Determine the number of lines that contain the word "kind", then state that number and nothing more.

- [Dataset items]
------------------------

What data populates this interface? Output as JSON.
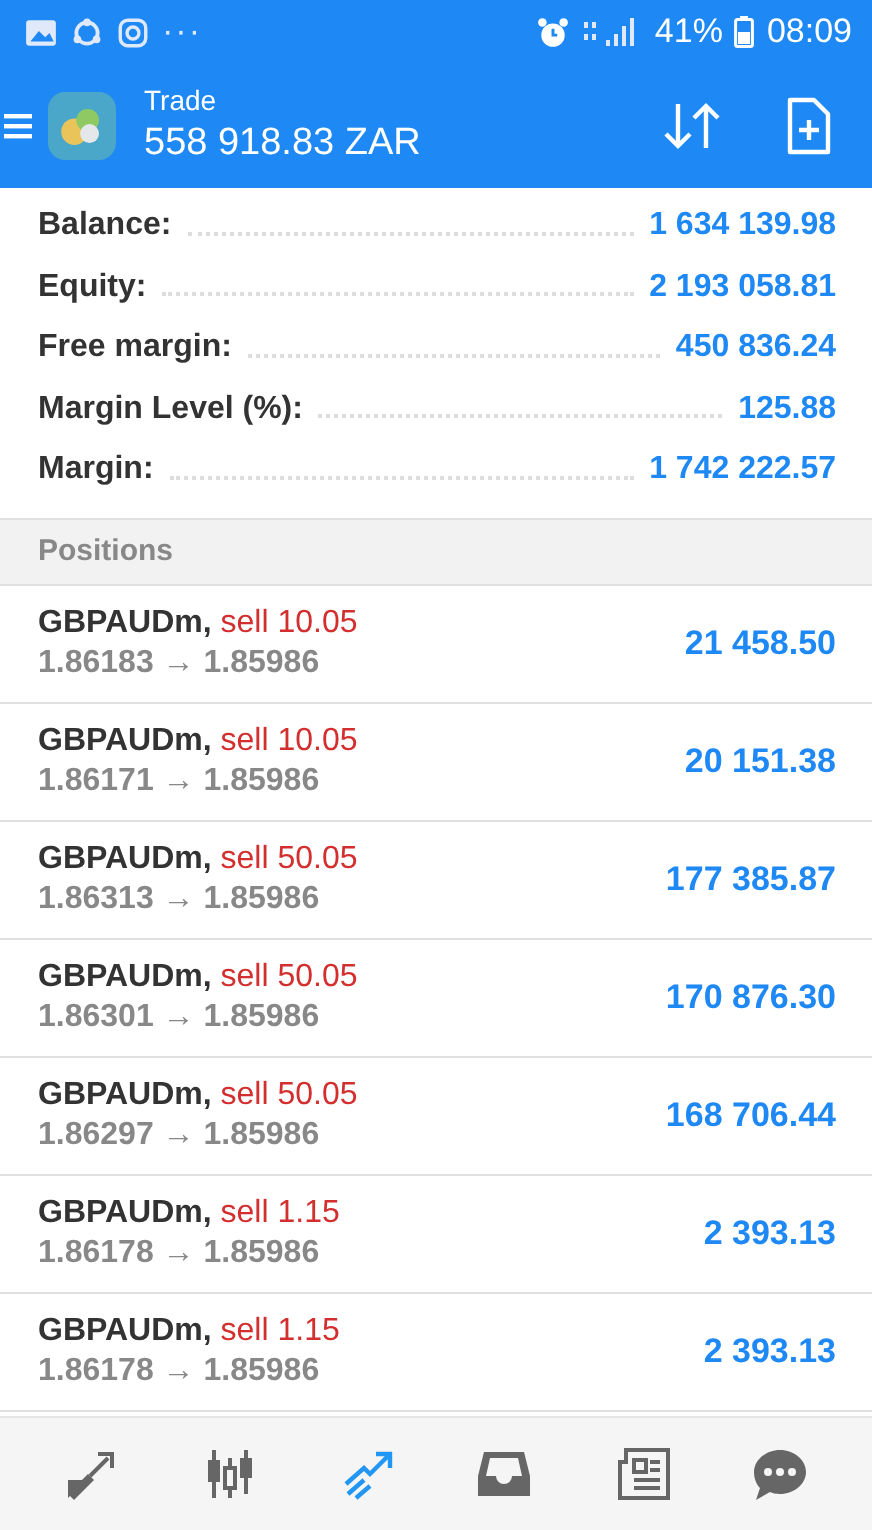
{
  "status_bar": {
    "dots": "···",
    "battery": "41%",
    "time": "08:09"
  },
  "header": {
    "title": "Trade",
    "balance": "558 918.83 ZAR"
  },
  "summary": [
    {
      "label": "Balance:",
      "value": "1 634 139.98"
    },
    {
      "label": "Equity:",
      "value": "2 193 058.81"
    },
    {
      "label": "Free margin:",
      "value": "450 836.24"
    },
    {
      "label": "Margin Level (%):",
      "value": "125.88"
    },
    {
      "label": "Margin:",
      "value": "1 742 222.57"
    }
  ],
  "positions": {
    "heading": "Positions",
    "rows": [
      {
        "symbol": "GBPAUDm,",
        "side": "sell 10.05",
        "open": "1.86183",
        "arrow": "→",
        "current": "1.85986",
        "profit": "21 458.50"
      },
      {
        "symbol": "GBPAUDm,",
        "side": "sell 10.05",
        "open": "1.86171",
        "arrow": "→",
        "current": "1.85986",
        "profit": "20 151.38"
      },
      {
        "symbol": "GBPAUDm,",
        "side": "sell 50.05",
        "open": "1.86313",
        "arrow": "→",
        "current": "1.85986",
        "profit": "177 385.87"
      },
      {
        "symbol": "GBPAUDm,",
        "side": "sell 50.05",
        "open": "1.86301",
        "arrow": "→",
        "current": "1.85986",
        "profit": "170 876.30"
      },
      {
        "symbol": "GBPAUDm,",
        "side": "sell 50.05",
        "open": "1.86297",
        "arrow": "→",
        "current": "1.85986",
        "profit": "168 706.44"
      },
      {
        "symbol": "GBPAUDm,",
        "side": "sell 1.15",
        "open": "1.86178",
        "arrow": "→",
        "current": "1.85986",
        "profit": "2 393.13"
      },
      {
        "symbol": "GBPAUDm,",
        "side": "sell 1.15",
        "open": "1.86178",
        "arrow": "→",
        "current": "1.85986",
        "profit": "2 393.13"
      }
    ]
  },
  "nav": [
    {
      "kind": "quotes",
      "selected": false
    },
    {
      "kind": "chart",
      "selected": false
    },
    {
      "kind": "trade",
      "selected": true
    },
    {
      "kind": "history",
      "selected": false
    },
    {
      "kind": "news",
      "selected": false
    },
    {
      "kind": "chat",
      "selected": false
    }
  ]
}
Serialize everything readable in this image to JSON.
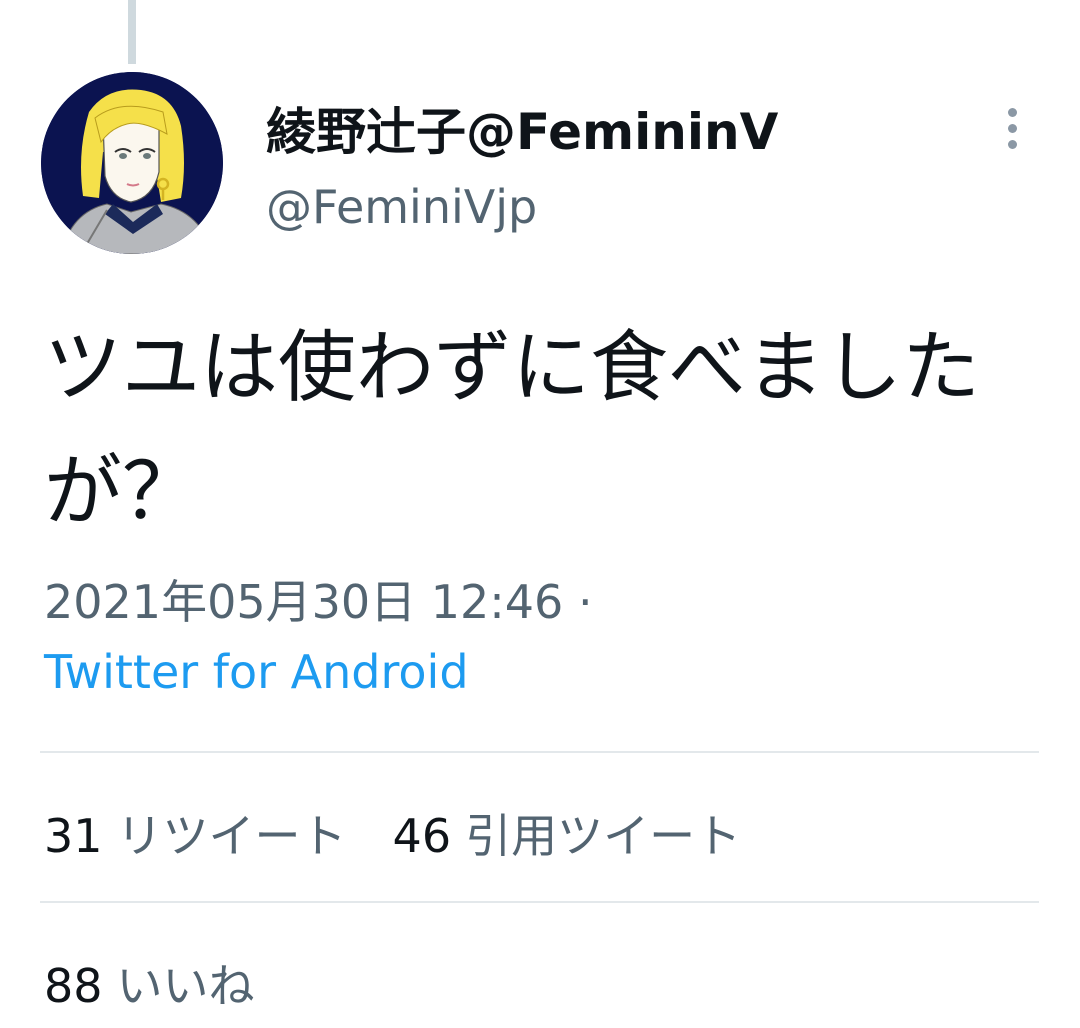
{
  "tweet": {
    "author": {
      "display_name": "綾野辻子@FemininV",
      "handle": "@FeminiVjp"
    },
    "text": "ツユは使わずに食べましたが？",
    "timestamp": "2021年05月30日 12:46 ·",
    "source": "Twitter for Android",
    "stats": {
      "retweets": {
        "count": "31",
        "label": "リツイート"
      },
      "quote_tweets": {
        "count": "46",
        "label": "引用ツイート"
      },
      "likes": {
        "count": "88",
        "label": "いいね"
      }
    }
  },
  "icons": {
    "more": "more-vertical-icon",
    "avatar": "avatar"
  },
  "colors": {
    "text_primary": "#0f1419",
    "text_secondary": "#536471",
    "link": "#1d9bf0",
    "divider": "#e3e8eb"
  }
}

------------------------

- [Answer for the task] 6